═════ Quoted text ═════

As noted by Libby's counsel, that does not jibe well with the assertion made by Mr. Fitzgerald at his press conference that "In fact, Mr. Libby was the first official known to have told a reporter
when he talked to Judith Miller in June of 2003 about Valerie Wilson." (Give Fitzgerald props for qualifying this with "known to", but check (f) in the ERRATA).
This disclosure by Woodward raises many questions, starting with, why is he only coming forward now, and why is the "senior Administration official" only coming forward now [Note - it seems to be an "Administration official" in Woodward's statement].
However - the goal of the Libby defense team will be to create reasonable doubt about the scenario being presented by Fitzgerald (see indictment). With Bob Woodward as a potential witness, the defense can have fun with an updated version of the old Watergate question - "What else did Fitzgerald not know, and when did he not know it?"
For starters, Andrea Mitchell of NBC has recently backpedaled from her statement of Oct 3, 2003, when she admitted that, among reporters who were probing the Wilson/Niger story, it was "widely known" that Joe Wilson's wife worked for the CIA.
Based on the Woodward story, we have clear indications that at least one reporter, Woodward, knew about a Wilson and wife connection and kept quiet. Is he the only one?
If Fitzgerald lacks for names, we have some here: In addition to Ms. Mitchell, Martin Peretz, Hugh Sidey, Cliff May, and General Vallely may be worth a chat.
The defense is going to hammer this point - reporters are not interested in giving up their sources, and the best way for reporters to avoid a court fight is to conceal the fact that they have relevant information. If Fitzgerald was waiting around for volunteers, that wasn't going to get it done.

═════ Data entries ═════

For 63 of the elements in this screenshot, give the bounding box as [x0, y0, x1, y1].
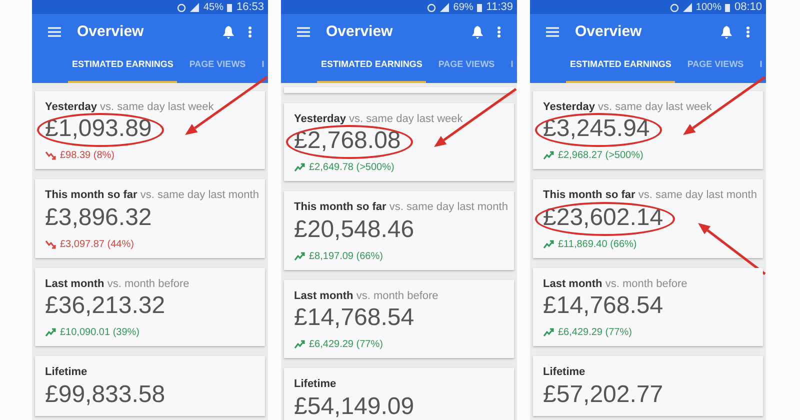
change-value: £6,429.29 (77%): [558, 326, 632, 340]
screen-title: Overview: [575, 22, 643, 42]
tab[interactable]: PAGE VIEWS: [185, 50, 250, 82]
bell-icon[interactable]: [472, 26, 483, 38]
card-heading: Last month vs. month before: [294, 288, 440, 304]
amount-value: £99,833.58: [45, 380, 166, 408]
change-value: £10,090.01 (39%): [60, 326, 140, 340]
clock-time: 08:10: [734, 0, 762, 15]
signal-icon: [682, 2, 692, 12]
change-value: £98.39 (8%): [60, 149, 114, 163]
battery-percent: 45%: [203, 0, 224, 14]
amount-value: £57,202.77: [543, 380, 664, 408]
change-value: £6,429.29 (77%): [309, 338, 383, 352]
card-heading: Lifetime: [45, 365, 88, 380]
more-options-icon[interactable]: [497, 26, 501, 38]
tab[interactable]: ESTIMATED EARNINGS: [68, 50, 178, 82]
bell-icon[interactable]: [223, 26, 234, 38]
clock-time: 11:39: [486, 0, 513, 15]
amount-value: £14,768.54: [543, 292, 664, 319]
card-heading: Yesterday vs. same day last week: [543, 100, 713, 114]
amount-value: £14,768.54: [294, 304, 414, 331]
battery-percent: 100%: [696, 0, 722, 14]
amount-value: £23,602.14: [543, 204, 664, 230]
screen-title: Overview: [326, 22, 394, 42]
tab[interactable]: PAGE VIEWS: [683, 50, 748, 82]
menu-icon[interactable]: [546, 27, 559, 37]
change-value: £8,197.09 (66%): [309, 250, 383, 264]
battery-icon: [477, 2, 482, 12]
battery-percent: 69%: [453, 0, 474, 14]
tab[interactable]: PAGE VIEWS: [434, 50, 499, 82]
card-heading: Yesterday vs. same day last week: [294, 112, 464, 126]
amount-value: £3,896.32: [45, 204, 152, 230]
tab[interactable]: I: [506, 50, 517, 82]
card-heading: Lifetime: [543, 365, 586, 380]
amount-value: £1,093.89: [45, 115, 152, 142]
tab[interactable]: I: [258, 50, 268, 82]
screen-title: Overview: [77, 22, 145, 42]
change-value: £11,869.40 (66%): [558, 238, 637, 252]
card-heading: Last month vs. month before: [45, 276, 190, 292]
amount-value: £36,213.32: [45, 292, 166, 319]
change-value: £3,097.87 (44%): [60, 238, 134, 252]
card-heading: Yesterday vs. same day last week: [45, 100, 215, 114]
card-heading: Last month vs. month before: [543, 276, 688, 292]
card-heading: Lifetime: [294, 377, 338, 392]
clock-time: 16:53: [236, 0, 264, 15]
menu-icon[interactable]: [297, 27, 310, 37]
amount-value: £2,768.08: [294, 127, 401, 154]
change-value: £2,968.27 (>500%): [558, 149, 644, 163]
signal-icon: [190, 2, 200, 12]
menu-icon[interactable]: [48, 27, 61, 37]
more-options-icon[interactable]: [746, 26, 750, 38]
change-value: £2,649.78 (>500%): [309, 161, 394, 175]
tab[interactable]: I: [756, 50, 766, 82]
amount-value: £54,149.09: [294, 392, 414, 420]
signal-icon: [440, 2, 450, 12]
tab[interactable]: ESTIMATED EARNINGS: [317, 50, 426, 82]
bell-icon[interactable]: [721, 26, 732, 38]
tab[interactable]: ESTIMATED EARNINGS: [566, 50, 676, 82]
amount-value: £3,245.94: [543, 115, 650, 142]
more-options-icon[interactable]: [248, 26, 252, 38]
battery-icon: [227, 2, 232, 12]
amount-value: £20,548.46: [294, 216, 414, 242]
battery-icon: [725, 2, 730, 12]
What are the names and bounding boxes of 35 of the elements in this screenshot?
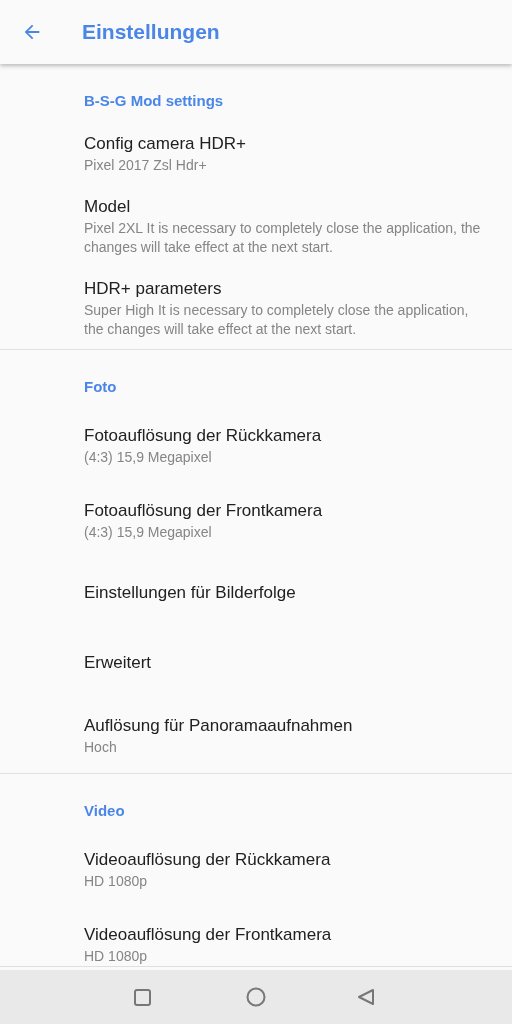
setting-summary: HD 1080p <box>84 872 149 891</box>
setting-summary: (4:3) 15,9 Megapixel <box>84 523 213 542</box>
settings-item[interactable]: Einstellungen für Bilderfolge <box>0 558 512 628</box>
settings-item[interactable]: Fotoauflösung der Frontkamera (4:3) 15,9 Megapixel <box>0 483 512 558</box>
settings-item[interactable]: Auflösung für Panoramaaufnahmen Hoch <box>0 698 512 773</box>
setting-summary: Hoch <box>84 738 118 757</box>
screen-title: Einstellungen <box>82 20 220 44</box>
section-header: Video <box>84 801 125 819</box>
settings-item[interactable]: HDR+ parameters Super High It is necessary to completely close the application, the changes will take effect at the next start. <box>0 267 512 349</box>
settings-item[interactable]: Videoauflösung der Frontkamera HD 1080p <box>0 907 512 966</box>
setting-title: Erweitert <box>84 652 153 674</box>
section-header: Foto <box>84 377 117 395</box>
settings-item[interactable]: Model Pixel 2XL It is necessary to completely close the application, the changes will take effect at the next start. <box>0 185 512 267</box>
home-circle-icon[interactable] <box>246 987 266 1007</box>
setting-title: Einstellungen für Bilderfolge <box>84 582 297 604</box>
setting-summary: Super High It is necessary to completely close the application, the changes will take effect at the next start. <box>84 301 470 339</box>
settings-item[interactable]: Config camera HDR+ Pixel 2017 Zsl Hdr+ <box>0 122 512 185</box>
settings-item[interactable]: Videoauflösung der Rückkamera HD 1080p <box>0 832 512 907</box>
setting-summary: Pixel 2017 Zsl Hdr+ <box>84 156 208 175</box>
setting-title: Fotoauflösung der Rückkamera <box>84 425 323 447</box>
setting-title: HDR+ parameters <box>84 278 223 300</box>
setting-summary: HD 1080p <box>84 947 149 966</box>
back-triangle-icon[interactable] <box>357 988 375 1006</box>
recents-square-icon[interactable] <box>134 988 151 1006</box>
setting-summary: (4:3) 15,9 Megapixel <box>84 448 213 467</box>
setting-title: Videoauflösung der Rückkamera <box>84 849 332 871</box>
setting-summary: Pixel 2XL It is necessary to completely close the application, the changes will take effect at the next start. <box>84 219 482 257</box>
section-header: B-S-G Mod settings <box>84 91 224 109</box>
setting-title: Videoauflösung der Frontkamera <box>84 924 333 946</box>
setting-title: Model <box>84 196 132 218</box>
settings-item[interactable]: Fotoauflösung der Rückkamera (4:3) 15,9 Megapixel <box>0 408 512 483</box>
setting-title: Config camera HDR+ <box>84 133 248 155</box>
settings-item[interactable]: Erweitert <box>0 628 512 698</box>
setting-title: Auflösung für Panoramaaufnahmen <box>84 715 354 737</box>
setting-title: Fotoauflösung der Frontkamera <box>84 500 324 522</box>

═════

- **Task requirements**:
(1) In the commentary on the Libby defense and Woodward's disclosure, why would Fitzgerald waiting for reporters to volunteer information not have worked? Answer in one to three sentences.
(2) Continue the commentary on Woodward's disclosure and the Libby case after its last sentence.
The material isn't needed here.

- **Answers for the tasks**:
(1) Reporters don't want to give up their sources. The easiest way for them to stay out of a court fight is to hide the fact that they have relevant information, so they weren't going to come forward on their own.

(2)
Fitzgerald blew it - he had White House phone logs, he had sign in sheets, he had Libby's notes, he had testimony from many, many people, he had two years, and still, somehow, he did not include Bob Woodward on his contacts-of-interest list.
As to the specifics of the Libby indictment, a bold prosecutor might press ahead - arguably, Libby's statement that he believed he was hearing about Plame for the first time when he spoke to Russert is still false, and arguably, Libby's assertions that he sourced his knowledge to other reporters when he spoke to Miller and Cooper are also false.
But it will take a mighty straight-faced jury to focus exclusively on that if the defense can bring in a parade of reporters that may have, directly or indirectly, put the Wilson and wife story in Libby's ear.
And in the court of public opinion, a Bush pardon in Jan 2009 becomes a lot less politically charged if earnest Reps (and John McCain!) are convinced that the prosecution was deeply flawed.
ERRATA: (a) Per the WaPo story, Woodward spoke with "a senior administration official". But in Woodward's statement, he "testified under oath...about small portions of
interviews I conducted with three current or former Bush administration
officials".
Did the WaPo award a battlefield promotion to one of Woodward's sources? And let's keep an eye on "former".
(b) The WaPo tells us that Libby and Woodward met on June 27. Fair enough, but they also spoke by phone on June 23, the day Libby spoke with Judy Miller. Woodward does not recall a discussion of Wilson's wife, but he has no notes. Groan.
Bonus puzzle - did Libby testify about this conversation? Was it in his notebook, or phone logs? Was he emphatic that he and Woodward did *not* discuss Wilson's wife? Obviously, some answers are better than others for Libby's defense.
(c) Apparently, Woodward spoke with "X" in "mid-June", "Y" on June 20 [the WaPo tells us that "Y" is Andy Card], and Libby on June 23 (telephone) and June 27 (a meeting).
Woodward says that with "Y", "I have no recollection of asking about [Wilson's wife], and that the tape-recorded interview contains no indication that the subject arose."
Well. Why so coy about the first date? If revealing the date would reveal a key clue about the source, it strongly suggests that the source was in on "the secret" from the start. The infamous INR memo was circulated at the State Dept and (we presume) discussed at a White House meeting in mid-June.
(d) Not a flicker at Gamblers Anonymous, where the contract for Libby Guilty has been steady at a 50% probability.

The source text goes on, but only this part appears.